Drop every picture, then transcribe the remaining data exactly.

════════════════

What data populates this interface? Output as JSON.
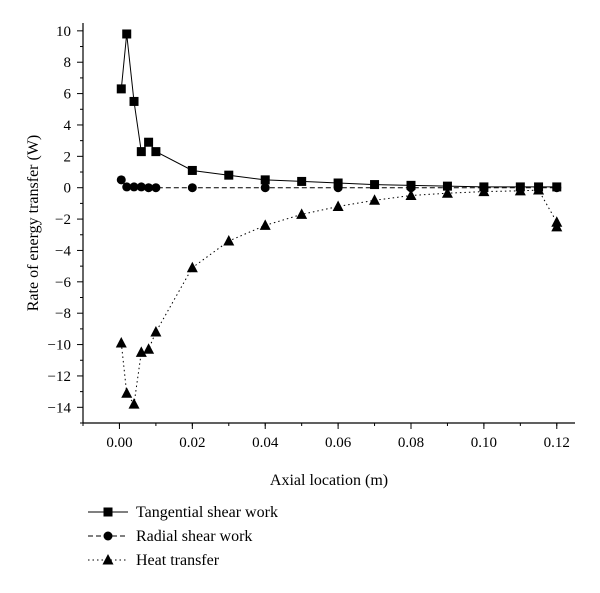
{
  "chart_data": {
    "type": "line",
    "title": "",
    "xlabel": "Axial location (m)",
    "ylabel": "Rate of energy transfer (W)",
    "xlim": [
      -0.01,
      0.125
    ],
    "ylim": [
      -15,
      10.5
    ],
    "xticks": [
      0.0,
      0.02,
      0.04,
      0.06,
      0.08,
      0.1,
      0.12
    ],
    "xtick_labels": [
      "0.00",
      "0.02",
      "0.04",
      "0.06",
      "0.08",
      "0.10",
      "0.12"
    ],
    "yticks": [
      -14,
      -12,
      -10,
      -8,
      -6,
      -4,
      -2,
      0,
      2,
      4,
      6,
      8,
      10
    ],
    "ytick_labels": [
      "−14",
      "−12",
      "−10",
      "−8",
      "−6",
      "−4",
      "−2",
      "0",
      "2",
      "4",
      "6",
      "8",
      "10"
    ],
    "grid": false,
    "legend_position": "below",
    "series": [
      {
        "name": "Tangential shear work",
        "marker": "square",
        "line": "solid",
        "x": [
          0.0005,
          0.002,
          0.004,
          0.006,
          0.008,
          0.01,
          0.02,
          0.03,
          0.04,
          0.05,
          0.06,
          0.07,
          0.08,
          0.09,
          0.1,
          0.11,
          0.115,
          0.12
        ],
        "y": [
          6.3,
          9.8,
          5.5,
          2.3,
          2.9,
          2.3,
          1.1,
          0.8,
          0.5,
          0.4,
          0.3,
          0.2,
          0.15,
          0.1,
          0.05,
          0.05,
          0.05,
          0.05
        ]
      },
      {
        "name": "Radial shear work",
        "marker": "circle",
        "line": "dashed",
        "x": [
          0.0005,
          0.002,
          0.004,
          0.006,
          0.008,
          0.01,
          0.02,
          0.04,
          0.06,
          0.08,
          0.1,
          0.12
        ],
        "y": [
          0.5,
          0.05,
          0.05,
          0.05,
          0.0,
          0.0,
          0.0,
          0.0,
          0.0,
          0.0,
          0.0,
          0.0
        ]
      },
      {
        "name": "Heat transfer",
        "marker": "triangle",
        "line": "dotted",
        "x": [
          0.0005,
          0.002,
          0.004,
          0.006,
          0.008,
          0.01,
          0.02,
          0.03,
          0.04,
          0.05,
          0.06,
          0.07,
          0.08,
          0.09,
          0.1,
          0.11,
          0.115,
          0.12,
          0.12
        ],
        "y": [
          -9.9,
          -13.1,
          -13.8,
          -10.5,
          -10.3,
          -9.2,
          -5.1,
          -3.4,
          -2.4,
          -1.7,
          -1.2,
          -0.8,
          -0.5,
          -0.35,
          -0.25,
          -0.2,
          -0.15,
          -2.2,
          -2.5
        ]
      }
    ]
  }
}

════════════════

SOLUTION TO THIS PROBLEM -
What data populates this interface? Output as JSON.
{
  "chart_data": {
    "type": "line",
    "title": "",
    "xlabel": "Axial location (m)",
    "ylabel": "Rate of energy transfer (W)",
    "xlim": [
      -0.01,
      0.125
    ],
    "ylim": [
      -15,
      10.5
    ],
    "xticks": [
      0.0,
      0.02,
      0.04,
      0.06,
      0.08,
      0.1,
      0.12
    ],
    "xtick_labels": [
      "0.00",
      "0.02",
      "0.04",
      "0.06",
      "0.08",
      "0.10",
      "0.12"
    ],
    "yticks": [
      -14,
      -12,
      -10,
      -8,
      -6,
      -4,
      -2,
      0,
      2,
      4,
      6,
      8,
      10
    ],
    "ytick_labels": [
      "−14",
      "−12",
      "−10",
      "−8",
      "−6",
      "−4",
      "−2",
      "0",
      "2",
      "4",
      "6",
      "8",
      "10"
    ],
    "grid": false,
    "legend_position": "below",
    "series": [
      {
        "name": "Tangential shear work",
        "marker": "square",
        "line": "solid",
        "x": [
          0.0005,
          0.002,
          0.004,
          0.006,
          0.008,
          0.01,
          0.02,
          0.03,
          0.04,
          0.05,
          0.06,
          0.07,
          0.08,
          0.09,
          0.1,
          0.11,
          0.115,
          0.12
        ],
        "y": [
          6.3,
          9.8,
          5.5,
          2.3,
          2.9,
          2.3,
          1.1,
          0.8,
          0.5,
          0.4,
          0.3,
          0.2,
          0.15,
          0.1,
          0.05,
          0.05,
          0.05,
          0.05
        ]
      },
      {
        "name": "Radial shear work",
        "marker": "circle",
        "line": "dashed",
        "x": [
          0.0005,
          0.002,
          0.004,
          0.006,
          0.008,
          0.01,
          0.02,
          0.04,
          0.06,
          0.08,
          0.1,
          0.12
        ],
        "y": [
          0.5,
          0.05,
          0.05,
          0.05,
          0.0,
          0.0,
          0.0,
          0.0,
          0.0,
          0.0,
          0.0,
          0.0
        ]
      },
      {
        "name": "Heat transfer",
        "marker": "triangle",
        "line": "dotted",
        "x": [
          0.0005,
          0.002,
          0.004,
          0.006,
          0.008,
          0.01,
          0.02,
          0.03,
          0.04,
          0.05,
          0.06,
          0.07,
          0.08,
          0.09,
          0.1,
          0.11,
          0.115,
          0.12,
          0.12
        ],
        "y": [
          -9.9,
          -13.1,
          -13.8,
          -10.5,
          -10.3,
          -9.2,
          -5.1,
          -3.4,
          -2.4,
          -1.7,
          -1.2,
          -0.8,
          -0.5,
          -0.35,
          -0.25,
          -0.2,
          -0.15,
          -2.2,
          -2.5
        ]
      }
    ]
  }
}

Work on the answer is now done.